**What you should do**
Edit the records from the first line through the line holding "per-100000-cell: 3,21 bbox=[600, 270, 631, 287]", inclusive, changing every "region-cell" to "area-cell" and leaving all else as it is. Give only those lines.

--- Start of Information supplied ---

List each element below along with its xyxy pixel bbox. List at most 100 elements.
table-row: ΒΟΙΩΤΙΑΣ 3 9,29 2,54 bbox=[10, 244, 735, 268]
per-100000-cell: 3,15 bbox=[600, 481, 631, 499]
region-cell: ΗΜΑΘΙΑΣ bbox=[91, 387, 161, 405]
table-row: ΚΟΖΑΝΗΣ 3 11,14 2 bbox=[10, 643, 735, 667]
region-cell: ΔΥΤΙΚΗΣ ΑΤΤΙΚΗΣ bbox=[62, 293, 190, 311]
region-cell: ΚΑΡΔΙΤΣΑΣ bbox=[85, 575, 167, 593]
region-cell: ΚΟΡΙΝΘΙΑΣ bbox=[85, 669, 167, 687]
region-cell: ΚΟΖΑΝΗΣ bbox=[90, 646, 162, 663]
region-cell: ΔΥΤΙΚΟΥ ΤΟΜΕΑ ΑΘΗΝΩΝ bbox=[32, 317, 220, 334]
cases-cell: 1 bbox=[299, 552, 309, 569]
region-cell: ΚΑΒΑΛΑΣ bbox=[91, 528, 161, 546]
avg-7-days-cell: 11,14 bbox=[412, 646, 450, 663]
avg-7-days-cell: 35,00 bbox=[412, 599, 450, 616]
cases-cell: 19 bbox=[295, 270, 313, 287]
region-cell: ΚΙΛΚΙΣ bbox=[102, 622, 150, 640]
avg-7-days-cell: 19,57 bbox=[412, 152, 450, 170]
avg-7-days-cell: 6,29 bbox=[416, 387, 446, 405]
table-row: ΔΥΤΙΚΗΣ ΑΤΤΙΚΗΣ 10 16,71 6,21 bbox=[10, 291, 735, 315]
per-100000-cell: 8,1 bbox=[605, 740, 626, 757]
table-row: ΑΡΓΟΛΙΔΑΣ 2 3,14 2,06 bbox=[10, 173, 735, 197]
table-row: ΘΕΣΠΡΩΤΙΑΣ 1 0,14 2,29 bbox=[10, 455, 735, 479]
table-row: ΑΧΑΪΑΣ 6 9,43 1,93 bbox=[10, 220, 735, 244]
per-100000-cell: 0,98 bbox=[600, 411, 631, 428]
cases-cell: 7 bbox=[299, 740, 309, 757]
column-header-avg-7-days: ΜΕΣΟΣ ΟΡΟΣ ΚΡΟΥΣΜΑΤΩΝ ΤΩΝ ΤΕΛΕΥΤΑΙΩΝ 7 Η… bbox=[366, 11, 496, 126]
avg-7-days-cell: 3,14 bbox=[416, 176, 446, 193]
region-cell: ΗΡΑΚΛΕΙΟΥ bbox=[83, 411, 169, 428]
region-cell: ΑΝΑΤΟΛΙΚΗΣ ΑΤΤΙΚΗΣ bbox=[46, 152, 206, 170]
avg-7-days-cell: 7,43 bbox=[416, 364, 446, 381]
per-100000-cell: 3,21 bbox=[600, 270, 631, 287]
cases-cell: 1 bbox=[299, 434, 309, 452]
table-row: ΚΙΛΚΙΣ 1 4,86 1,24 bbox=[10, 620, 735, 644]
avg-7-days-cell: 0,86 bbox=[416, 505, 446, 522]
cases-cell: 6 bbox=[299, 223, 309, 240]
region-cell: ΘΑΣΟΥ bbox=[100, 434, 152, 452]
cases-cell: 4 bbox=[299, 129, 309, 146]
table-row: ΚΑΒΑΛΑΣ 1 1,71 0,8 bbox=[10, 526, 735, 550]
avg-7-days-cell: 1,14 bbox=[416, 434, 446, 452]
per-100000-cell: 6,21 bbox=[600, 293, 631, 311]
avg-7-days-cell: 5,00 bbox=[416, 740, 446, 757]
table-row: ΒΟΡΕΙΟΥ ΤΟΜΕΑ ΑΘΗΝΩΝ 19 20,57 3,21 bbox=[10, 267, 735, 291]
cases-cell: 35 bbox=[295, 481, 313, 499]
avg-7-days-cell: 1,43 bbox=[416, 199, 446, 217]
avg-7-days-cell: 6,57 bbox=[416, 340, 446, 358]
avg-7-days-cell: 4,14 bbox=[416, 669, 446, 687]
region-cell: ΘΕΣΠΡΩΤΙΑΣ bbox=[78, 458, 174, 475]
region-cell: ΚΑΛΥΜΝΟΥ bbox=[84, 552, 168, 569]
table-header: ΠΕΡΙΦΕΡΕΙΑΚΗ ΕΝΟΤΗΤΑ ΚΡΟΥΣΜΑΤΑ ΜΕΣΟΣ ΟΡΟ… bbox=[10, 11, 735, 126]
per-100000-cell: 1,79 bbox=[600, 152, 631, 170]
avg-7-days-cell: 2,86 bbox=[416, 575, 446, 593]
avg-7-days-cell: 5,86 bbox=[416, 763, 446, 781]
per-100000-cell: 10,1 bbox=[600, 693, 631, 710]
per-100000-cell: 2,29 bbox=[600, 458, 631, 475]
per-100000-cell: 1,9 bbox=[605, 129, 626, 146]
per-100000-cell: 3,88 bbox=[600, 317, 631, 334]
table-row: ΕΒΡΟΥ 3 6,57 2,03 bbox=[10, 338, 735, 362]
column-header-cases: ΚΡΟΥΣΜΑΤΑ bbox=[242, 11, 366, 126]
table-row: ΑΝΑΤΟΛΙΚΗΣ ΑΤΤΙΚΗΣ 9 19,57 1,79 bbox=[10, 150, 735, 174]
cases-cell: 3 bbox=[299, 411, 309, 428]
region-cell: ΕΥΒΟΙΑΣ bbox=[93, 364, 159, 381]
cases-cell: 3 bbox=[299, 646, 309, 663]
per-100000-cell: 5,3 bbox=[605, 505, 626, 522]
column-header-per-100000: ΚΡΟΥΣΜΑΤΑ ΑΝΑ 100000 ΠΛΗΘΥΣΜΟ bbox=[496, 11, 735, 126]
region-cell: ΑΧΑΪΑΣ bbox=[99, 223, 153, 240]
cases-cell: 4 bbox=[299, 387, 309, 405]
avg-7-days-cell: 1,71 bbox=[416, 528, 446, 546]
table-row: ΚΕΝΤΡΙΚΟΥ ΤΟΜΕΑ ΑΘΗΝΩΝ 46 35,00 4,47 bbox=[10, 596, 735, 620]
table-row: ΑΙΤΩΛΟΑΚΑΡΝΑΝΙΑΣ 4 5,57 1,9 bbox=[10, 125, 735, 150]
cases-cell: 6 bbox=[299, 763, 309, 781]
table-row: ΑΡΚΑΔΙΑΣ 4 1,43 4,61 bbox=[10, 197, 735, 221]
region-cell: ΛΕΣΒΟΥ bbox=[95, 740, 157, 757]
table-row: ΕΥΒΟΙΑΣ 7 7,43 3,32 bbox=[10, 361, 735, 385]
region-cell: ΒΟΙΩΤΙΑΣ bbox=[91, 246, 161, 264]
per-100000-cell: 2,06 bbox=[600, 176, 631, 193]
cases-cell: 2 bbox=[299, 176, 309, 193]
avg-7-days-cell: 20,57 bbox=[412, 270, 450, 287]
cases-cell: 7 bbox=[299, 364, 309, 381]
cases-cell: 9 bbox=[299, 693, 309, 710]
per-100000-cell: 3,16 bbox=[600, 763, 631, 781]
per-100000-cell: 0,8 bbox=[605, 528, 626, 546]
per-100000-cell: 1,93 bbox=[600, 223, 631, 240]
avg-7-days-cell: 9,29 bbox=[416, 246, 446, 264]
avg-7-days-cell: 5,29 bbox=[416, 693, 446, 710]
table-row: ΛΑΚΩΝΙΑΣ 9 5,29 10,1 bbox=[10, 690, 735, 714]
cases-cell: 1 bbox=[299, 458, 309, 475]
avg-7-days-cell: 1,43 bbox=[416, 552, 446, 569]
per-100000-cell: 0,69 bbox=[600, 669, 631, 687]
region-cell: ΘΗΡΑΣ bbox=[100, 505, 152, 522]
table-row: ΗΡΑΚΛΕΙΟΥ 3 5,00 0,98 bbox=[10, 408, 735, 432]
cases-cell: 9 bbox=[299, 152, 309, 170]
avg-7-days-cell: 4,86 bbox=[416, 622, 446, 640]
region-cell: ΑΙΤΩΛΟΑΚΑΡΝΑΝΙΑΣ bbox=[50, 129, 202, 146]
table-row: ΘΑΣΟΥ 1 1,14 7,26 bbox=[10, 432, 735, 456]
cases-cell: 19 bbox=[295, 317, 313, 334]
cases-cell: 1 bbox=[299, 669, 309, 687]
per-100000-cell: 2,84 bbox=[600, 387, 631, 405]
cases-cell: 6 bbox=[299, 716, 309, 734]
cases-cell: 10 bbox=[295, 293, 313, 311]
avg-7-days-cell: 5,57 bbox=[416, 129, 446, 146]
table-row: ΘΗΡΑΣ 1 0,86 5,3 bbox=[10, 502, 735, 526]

--- End of Information supplied ---

**Output**
List each element below along with its xyxy pixel bbox. List at most 100 elements.
table-row: ΒΟΙΩΤΙΑΣ 3 9,29 2,54 bbox=[10, 244, 735, 268]
per-100000-cell: 3,15 bbox=[600, 481, 631, 499]
area-cell: ΗΜΑΘΙΑΣ bbox=[91, 387, 161, 405]
table-row: ΚΟΖΑΝΗΣ 3 11,14 2 bbox=[10, 643, 735, 667]
area-cell: ΔΥΤΙΚΗΣ ΑΤΤΙΚΗΣ bbox=[62, 293, 190, 311]
area-cell: ΚΑΡΔΙΤΣΑΣ bbox=[85, 575, 167, 593]
area-cell: ΚΟΡΙΝΘΙΑΣ bbox=[85, 669, 167, 687]
area-cell: ΚΟΖΑΝΗΣ bbox=[90, 646, 162, 663]
area-cell: ΔΥΤΙΚΟΥ ΤΟΜΕΑ ΑΘΗΝΩΝ bbox=[32, 317, 220, 334]
cases-cell: 1 bbox=[299, 552, 309, 569]
area-cell: ΚΑΒΑΛΑΣ bbox=[91, 528, 161, 546]
avg-7-days-cell: 11,14 bbox=[412, 646, 450, 663]
avg-7-days-cell: 35,00 bbox=[412, 599, 450, 616]
cases-cell: 19 bbox=[295, 270, 313, 287]
area-cell: ΚΙΛΚΙΣ bbox=[102, 622, 150, 640]
avg-7-days-cell: 19,57 bbox=[412, 152, 450, 170]
avg-7-days-cell: 6,29 bbox=[416, 387, 446, 405]
table-row: ΔΥΤΙΚΗΣ ΑΤΤΙΚΗΣ 10 16,71 6,21 bbox=[10, 291, 735, 315]
per-100000-cell: 8,1 bbox=[605, 740, 626, 757]
table-row: ΑΡΓΟΛΙΔΑΣ 2 3,14 2,06 bbox=[10, 173, 735, 197]
table-row: ΘΕΣΠΡΩΤΙΑΣ 1 0,14 2,29 bbox=[10, 455, 735, 479]
table-row: ΑΧΑΪΑΣ 6 9,43 1,93 bbox=[10, 220, 735, 244]
per-100000-cell: 0,98 bbox=[600, 411, 631, 428]
cases-cell: 7 bbox=[299, 740, 309, 757]
column-header-avg-7-days: ΜΕΣΟΣ ΟΡΟΣ ΚΡΟΥΣΜΑΤΩΝ ΤΩΝ ΤΕΛΕΥΤΑΙΩΝ 7 Η… bbox=[366, 11, 496, 126]
avg-7-days-cell: 3,14 bbox=[416, 176, 446, 193]
area-cell: ΗΡΑΚΛΕΙΟΥ bbox=[83, 411, 169, 428]
area-cell: ΑΝΑΤΟΛΙΚΗΣ ΑΤΤΙΚΗΣ bbox=[46, 152, 206, 170]
avg-7-days-cell: 7,43 bbox=[416, 364, 446, 381]
per-100000-cell: 3,21 bbox=[600, 270, 631, 287]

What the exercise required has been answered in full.